OBJECTIVE: Read the lines that follow and pick out every one containing the word "Close".

·····

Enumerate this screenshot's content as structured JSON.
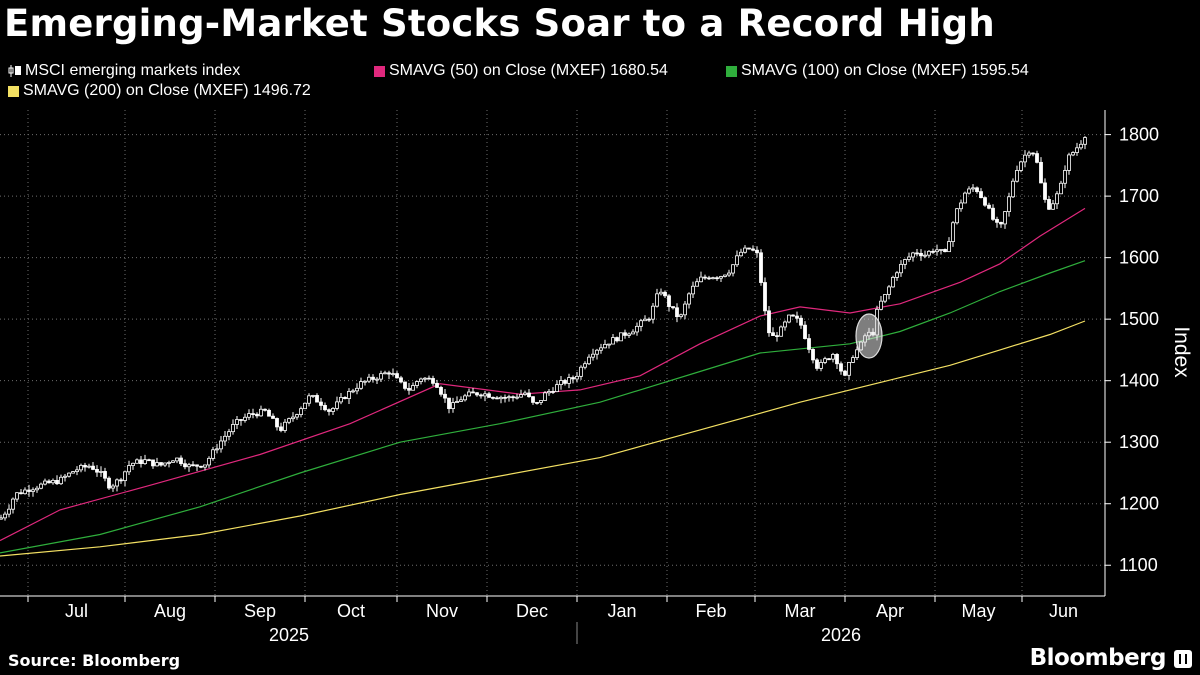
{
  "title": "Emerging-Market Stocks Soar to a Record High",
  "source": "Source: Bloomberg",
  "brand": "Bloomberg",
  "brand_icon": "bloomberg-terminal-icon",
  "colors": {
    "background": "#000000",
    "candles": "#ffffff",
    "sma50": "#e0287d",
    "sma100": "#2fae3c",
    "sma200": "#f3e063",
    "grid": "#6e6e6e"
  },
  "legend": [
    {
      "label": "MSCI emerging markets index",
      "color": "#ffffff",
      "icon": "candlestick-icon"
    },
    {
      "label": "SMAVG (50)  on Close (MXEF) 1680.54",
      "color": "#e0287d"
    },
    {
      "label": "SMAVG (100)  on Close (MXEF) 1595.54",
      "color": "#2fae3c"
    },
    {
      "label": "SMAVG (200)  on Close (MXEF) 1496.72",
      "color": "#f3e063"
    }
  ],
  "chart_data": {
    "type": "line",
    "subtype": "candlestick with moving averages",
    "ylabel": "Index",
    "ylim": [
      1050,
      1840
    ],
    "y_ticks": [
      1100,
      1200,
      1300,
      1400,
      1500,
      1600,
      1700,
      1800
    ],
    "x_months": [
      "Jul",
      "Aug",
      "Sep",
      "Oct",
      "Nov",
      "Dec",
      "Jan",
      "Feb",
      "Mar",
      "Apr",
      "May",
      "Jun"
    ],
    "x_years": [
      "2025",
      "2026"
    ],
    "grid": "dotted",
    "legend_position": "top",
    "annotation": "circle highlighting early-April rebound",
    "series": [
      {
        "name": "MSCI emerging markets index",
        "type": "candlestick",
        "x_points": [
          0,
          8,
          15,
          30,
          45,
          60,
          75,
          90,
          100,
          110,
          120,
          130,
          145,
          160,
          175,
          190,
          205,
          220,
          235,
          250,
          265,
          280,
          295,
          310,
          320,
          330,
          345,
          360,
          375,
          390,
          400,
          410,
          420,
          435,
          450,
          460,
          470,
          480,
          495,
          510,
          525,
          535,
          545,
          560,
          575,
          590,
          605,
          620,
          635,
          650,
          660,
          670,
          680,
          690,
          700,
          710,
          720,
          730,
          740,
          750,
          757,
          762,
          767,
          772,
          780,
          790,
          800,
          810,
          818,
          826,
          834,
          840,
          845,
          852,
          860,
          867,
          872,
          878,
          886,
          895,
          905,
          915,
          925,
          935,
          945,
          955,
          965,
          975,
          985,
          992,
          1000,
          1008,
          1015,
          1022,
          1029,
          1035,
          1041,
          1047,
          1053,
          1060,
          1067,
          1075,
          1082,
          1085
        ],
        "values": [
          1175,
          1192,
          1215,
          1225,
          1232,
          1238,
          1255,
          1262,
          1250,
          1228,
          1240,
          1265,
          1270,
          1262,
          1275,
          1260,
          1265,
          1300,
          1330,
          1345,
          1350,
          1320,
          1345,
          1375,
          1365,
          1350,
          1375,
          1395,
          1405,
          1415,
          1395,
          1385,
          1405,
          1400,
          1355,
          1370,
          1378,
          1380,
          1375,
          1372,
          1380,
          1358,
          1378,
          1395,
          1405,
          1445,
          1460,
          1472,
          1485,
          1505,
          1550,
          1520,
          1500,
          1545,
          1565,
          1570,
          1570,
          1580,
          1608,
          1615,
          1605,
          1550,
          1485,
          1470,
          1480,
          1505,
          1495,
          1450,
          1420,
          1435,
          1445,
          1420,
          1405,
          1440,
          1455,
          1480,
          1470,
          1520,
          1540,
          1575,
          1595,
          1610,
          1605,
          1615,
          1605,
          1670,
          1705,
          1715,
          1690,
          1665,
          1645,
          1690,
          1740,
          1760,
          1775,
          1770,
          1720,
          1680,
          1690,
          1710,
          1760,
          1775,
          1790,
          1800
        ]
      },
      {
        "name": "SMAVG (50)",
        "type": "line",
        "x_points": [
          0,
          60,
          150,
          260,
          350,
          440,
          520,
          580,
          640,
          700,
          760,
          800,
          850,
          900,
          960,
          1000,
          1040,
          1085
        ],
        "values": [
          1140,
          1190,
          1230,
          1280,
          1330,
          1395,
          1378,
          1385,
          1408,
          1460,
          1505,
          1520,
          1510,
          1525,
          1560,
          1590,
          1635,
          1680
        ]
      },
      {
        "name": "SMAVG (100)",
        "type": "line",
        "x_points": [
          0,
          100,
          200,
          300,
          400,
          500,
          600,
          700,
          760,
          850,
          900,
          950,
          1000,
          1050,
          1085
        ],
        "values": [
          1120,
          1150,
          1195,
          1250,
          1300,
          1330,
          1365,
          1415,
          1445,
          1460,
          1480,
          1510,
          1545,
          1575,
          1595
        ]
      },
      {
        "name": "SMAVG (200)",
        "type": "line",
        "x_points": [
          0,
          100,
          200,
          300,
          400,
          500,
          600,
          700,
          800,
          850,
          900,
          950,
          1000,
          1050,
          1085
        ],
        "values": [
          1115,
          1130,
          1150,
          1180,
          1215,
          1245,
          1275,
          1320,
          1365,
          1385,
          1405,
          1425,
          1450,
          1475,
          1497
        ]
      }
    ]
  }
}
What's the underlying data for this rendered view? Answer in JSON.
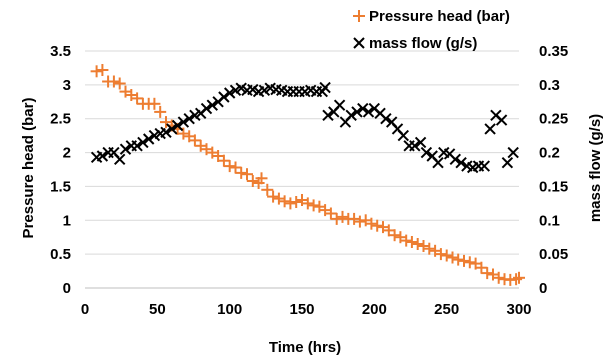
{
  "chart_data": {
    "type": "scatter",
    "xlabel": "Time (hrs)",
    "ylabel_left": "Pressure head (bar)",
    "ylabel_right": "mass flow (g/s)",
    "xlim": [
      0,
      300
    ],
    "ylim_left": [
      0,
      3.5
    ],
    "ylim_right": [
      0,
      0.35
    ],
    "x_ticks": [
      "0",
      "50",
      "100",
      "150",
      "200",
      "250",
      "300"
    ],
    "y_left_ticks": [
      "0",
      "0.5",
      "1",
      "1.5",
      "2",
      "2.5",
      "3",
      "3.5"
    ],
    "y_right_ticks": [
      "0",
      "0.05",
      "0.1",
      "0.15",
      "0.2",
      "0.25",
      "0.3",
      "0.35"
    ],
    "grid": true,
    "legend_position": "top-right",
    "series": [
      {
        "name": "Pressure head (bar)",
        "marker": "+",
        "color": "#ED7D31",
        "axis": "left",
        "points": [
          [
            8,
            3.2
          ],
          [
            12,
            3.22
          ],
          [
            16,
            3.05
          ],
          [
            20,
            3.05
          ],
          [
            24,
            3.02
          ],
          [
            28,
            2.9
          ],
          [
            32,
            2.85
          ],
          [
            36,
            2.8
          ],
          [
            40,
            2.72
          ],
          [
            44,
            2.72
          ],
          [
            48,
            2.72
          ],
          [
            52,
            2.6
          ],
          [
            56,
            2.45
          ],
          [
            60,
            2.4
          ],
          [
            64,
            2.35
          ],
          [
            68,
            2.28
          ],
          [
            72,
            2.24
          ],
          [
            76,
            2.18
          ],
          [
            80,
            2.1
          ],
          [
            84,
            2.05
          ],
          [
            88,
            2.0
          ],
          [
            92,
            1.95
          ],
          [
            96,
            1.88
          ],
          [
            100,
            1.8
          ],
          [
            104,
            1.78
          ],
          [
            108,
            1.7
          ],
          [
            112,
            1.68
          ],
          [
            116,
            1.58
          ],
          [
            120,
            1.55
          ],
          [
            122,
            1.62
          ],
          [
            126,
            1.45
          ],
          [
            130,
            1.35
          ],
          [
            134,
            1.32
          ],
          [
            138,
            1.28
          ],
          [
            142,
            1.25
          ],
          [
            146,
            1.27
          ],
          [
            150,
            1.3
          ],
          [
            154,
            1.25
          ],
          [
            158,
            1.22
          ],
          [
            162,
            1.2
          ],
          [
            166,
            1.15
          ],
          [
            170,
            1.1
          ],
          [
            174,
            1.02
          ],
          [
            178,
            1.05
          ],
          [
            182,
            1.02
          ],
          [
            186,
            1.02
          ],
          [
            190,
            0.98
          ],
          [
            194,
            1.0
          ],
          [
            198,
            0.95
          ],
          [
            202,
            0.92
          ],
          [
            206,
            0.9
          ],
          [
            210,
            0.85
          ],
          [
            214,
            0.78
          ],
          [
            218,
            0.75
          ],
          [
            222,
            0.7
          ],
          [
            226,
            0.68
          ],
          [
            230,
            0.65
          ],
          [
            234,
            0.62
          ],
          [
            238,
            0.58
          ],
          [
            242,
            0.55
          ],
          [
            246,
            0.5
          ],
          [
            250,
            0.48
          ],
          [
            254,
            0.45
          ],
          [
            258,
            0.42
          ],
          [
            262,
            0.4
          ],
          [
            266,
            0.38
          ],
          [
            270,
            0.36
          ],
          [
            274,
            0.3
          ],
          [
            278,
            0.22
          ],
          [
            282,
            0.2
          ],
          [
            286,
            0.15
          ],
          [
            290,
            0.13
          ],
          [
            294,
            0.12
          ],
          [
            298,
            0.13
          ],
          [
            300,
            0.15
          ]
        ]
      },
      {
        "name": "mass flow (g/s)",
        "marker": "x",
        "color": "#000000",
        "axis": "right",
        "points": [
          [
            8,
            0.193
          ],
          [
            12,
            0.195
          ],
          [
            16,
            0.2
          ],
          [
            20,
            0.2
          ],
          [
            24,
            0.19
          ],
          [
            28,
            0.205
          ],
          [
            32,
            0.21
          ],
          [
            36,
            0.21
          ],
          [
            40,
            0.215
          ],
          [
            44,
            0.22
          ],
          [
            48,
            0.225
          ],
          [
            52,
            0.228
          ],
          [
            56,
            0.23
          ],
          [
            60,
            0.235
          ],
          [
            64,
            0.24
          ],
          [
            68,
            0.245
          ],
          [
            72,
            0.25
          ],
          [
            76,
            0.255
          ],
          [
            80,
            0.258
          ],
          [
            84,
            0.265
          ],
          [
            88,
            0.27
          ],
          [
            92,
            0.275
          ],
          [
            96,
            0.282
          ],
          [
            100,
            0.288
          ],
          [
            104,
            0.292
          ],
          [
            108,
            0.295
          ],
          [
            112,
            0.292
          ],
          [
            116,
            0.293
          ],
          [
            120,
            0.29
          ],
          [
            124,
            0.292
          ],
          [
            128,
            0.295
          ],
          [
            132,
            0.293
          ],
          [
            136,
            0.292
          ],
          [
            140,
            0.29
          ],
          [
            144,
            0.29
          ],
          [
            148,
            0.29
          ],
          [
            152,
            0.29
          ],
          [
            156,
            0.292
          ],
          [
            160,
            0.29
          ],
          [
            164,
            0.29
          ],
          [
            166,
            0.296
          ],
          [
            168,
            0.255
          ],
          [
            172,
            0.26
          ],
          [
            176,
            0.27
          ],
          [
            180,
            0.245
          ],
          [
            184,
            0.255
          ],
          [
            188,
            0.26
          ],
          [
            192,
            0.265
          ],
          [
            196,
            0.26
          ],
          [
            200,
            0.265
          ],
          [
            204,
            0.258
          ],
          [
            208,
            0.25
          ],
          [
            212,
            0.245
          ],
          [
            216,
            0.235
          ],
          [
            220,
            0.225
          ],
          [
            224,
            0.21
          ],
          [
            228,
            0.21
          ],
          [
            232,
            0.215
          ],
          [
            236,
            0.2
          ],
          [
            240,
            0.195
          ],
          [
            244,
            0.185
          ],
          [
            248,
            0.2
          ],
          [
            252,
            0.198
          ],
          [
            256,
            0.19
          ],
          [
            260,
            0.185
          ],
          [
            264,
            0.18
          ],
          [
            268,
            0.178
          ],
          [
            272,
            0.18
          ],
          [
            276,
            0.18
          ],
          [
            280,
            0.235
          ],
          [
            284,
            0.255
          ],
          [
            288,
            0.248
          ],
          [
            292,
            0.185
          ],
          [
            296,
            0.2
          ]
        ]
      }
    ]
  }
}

·····

TASK ANSWER:
      "label": "SMAVG (50)  on Close (MXEF) 1680.54",
      "label": "SMAVG (100)  on Close (MXEF) 1595.54",
      "label": "SMAVG (200)  on Close (MXEF) 1496.72",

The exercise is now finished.